WORK TO COMPLETE: Among the lines below, list those containing the string "Demo".

---------- DATA LISTING

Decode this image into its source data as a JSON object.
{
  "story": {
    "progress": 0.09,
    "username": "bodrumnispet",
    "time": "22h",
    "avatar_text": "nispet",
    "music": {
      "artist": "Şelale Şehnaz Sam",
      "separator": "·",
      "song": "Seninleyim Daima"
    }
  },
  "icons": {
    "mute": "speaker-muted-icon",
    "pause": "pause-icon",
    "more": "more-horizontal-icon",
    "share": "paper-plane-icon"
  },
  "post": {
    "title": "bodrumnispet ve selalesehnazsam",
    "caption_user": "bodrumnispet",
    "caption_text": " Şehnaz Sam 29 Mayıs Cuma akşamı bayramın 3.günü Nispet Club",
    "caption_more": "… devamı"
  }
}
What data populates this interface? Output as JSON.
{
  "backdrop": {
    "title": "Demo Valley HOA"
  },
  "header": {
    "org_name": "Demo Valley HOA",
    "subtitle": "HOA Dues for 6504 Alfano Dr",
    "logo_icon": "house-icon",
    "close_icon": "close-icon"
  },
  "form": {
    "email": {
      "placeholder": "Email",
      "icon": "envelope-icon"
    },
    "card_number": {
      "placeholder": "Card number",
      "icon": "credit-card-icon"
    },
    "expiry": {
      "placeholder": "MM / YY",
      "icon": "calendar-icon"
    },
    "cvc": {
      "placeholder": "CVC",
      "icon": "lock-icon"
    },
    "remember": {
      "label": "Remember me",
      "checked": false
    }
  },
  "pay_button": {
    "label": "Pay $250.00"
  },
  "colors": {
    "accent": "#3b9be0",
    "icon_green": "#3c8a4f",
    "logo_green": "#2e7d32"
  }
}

--------------------

RESULT FOR THIS EXERCISE:
    "title": "Demo Valley HOA"
    "org_name": "Demo Valley HOA",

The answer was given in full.